• _GIVEN TASK_
Select from the records below every line that has the word "näide" in it.

• _DATA IN THIS EXERCISE_
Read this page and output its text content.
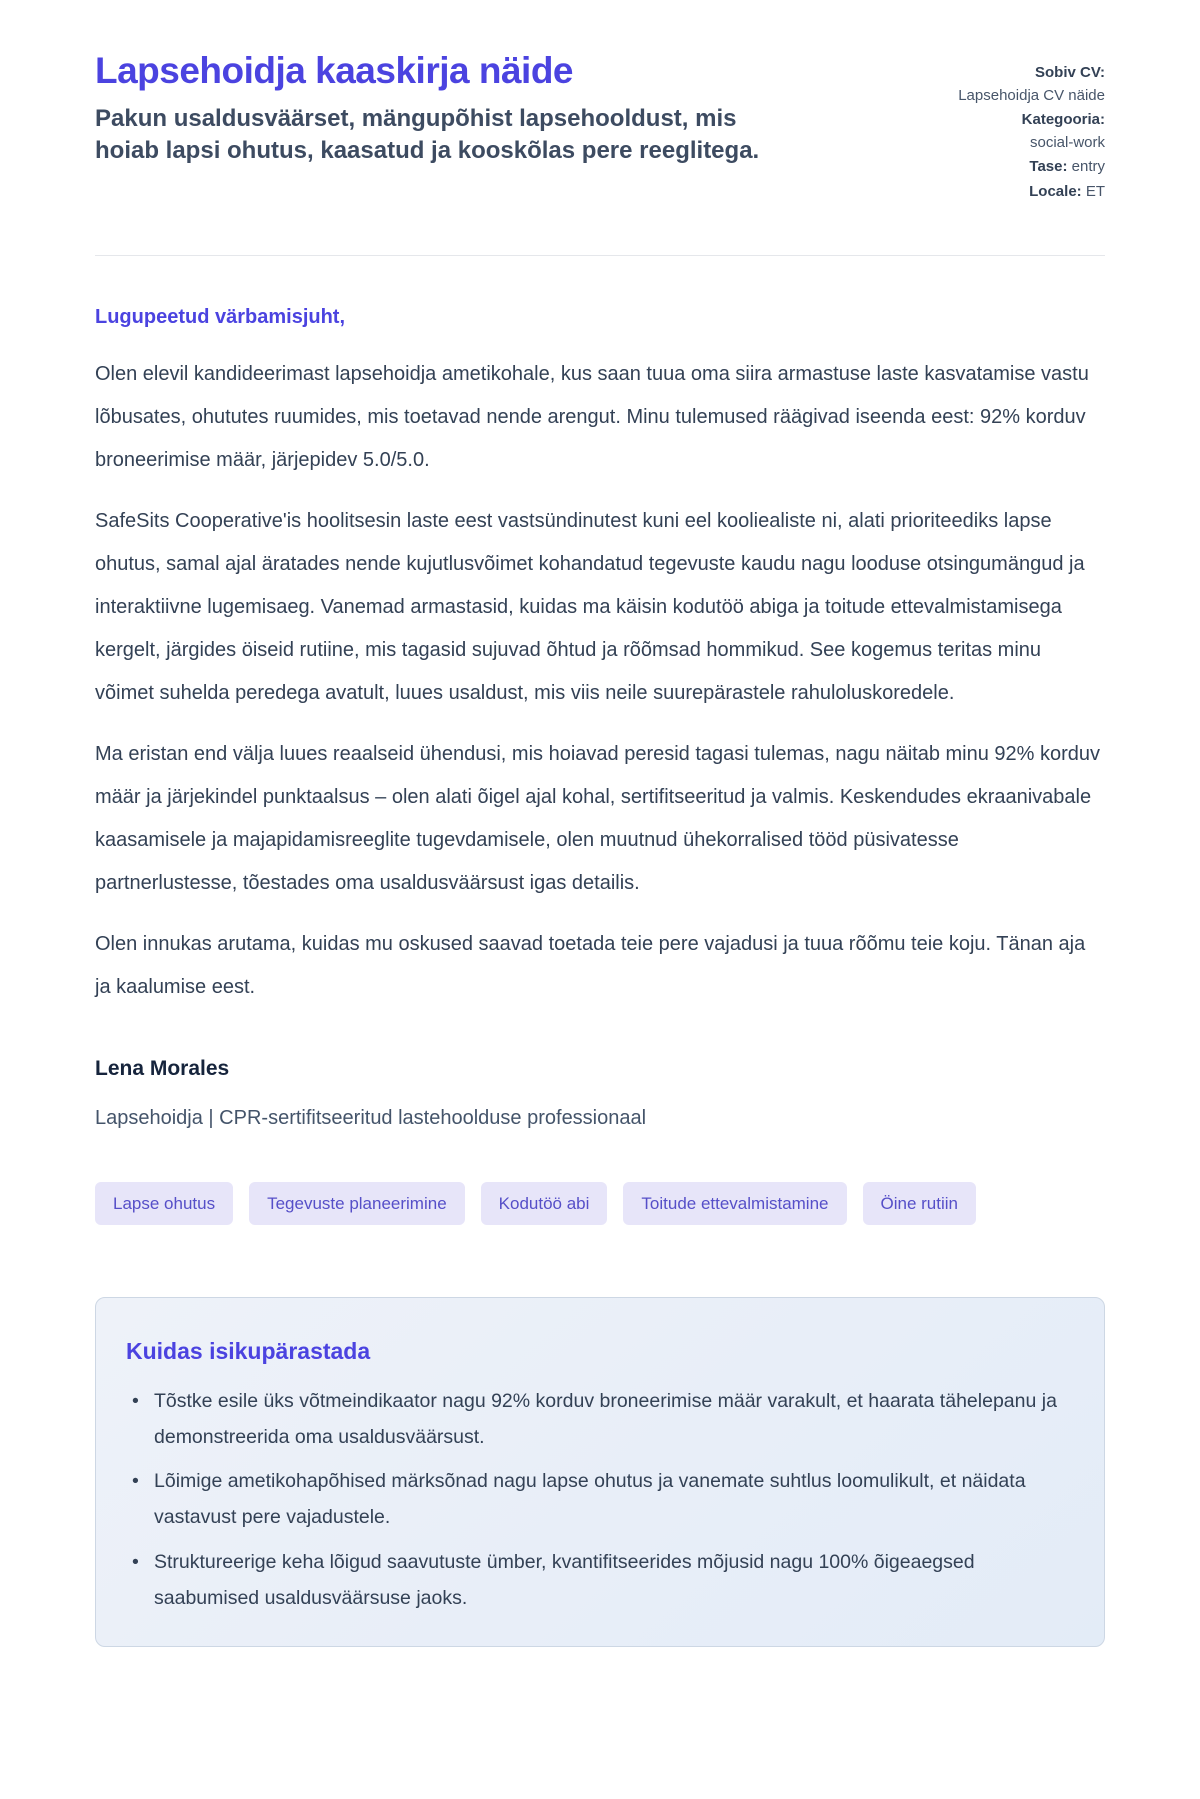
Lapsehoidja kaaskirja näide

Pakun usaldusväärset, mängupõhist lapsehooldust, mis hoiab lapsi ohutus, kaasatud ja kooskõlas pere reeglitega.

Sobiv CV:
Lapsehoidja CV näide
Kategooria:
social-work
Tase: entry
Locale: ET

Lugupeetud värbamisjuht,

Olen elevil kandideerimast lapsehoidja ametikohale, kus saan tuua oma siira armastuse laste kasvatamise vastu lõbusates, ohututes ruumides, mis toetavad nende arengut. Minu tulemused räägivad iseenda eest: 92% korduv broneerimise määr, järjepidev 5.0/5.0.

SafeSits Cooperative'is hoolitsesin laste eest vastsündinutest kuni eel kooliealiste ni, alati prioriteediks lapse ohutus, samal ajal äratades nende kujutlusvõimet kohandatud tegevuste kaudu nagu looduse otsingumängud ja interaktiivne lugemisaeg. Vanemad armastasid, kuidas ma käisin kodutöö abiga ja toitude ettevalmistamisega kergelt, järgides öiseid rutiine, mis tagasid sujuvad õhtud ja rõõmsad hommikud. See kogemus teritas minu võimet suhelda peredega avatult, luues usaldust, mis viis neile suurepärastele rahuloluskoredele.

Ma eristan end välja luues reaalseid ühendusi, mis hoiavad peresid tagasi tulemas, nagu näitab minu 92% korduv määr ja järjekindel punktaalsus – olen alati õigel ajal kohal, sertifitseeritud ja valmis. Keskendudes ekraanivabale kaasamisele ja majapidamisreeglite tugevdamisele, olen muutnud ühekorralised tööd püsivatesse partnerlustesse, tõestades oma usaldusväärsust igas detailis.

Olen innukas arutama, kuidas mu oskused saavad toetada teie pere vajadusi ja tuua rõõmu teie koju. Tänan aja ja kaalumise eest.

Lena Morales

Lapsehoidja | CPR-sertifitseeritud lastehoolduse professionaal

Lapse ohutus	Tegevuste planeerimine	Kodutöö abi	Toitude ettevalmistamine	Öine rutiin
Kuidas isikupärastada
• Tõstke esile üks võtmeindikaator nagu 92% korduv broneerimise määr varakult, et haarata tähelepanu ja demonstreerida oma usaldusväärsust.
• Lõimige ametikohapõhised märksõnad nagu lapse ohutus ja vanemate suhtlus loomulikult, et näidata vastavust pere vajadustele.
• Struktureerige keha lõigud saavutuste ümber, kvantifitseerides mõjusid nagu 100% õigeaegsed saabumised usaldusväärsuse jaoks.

• _FULL ANSWER_
Lapsehoidja kaaskirja näide
Lapsehoidja CV näide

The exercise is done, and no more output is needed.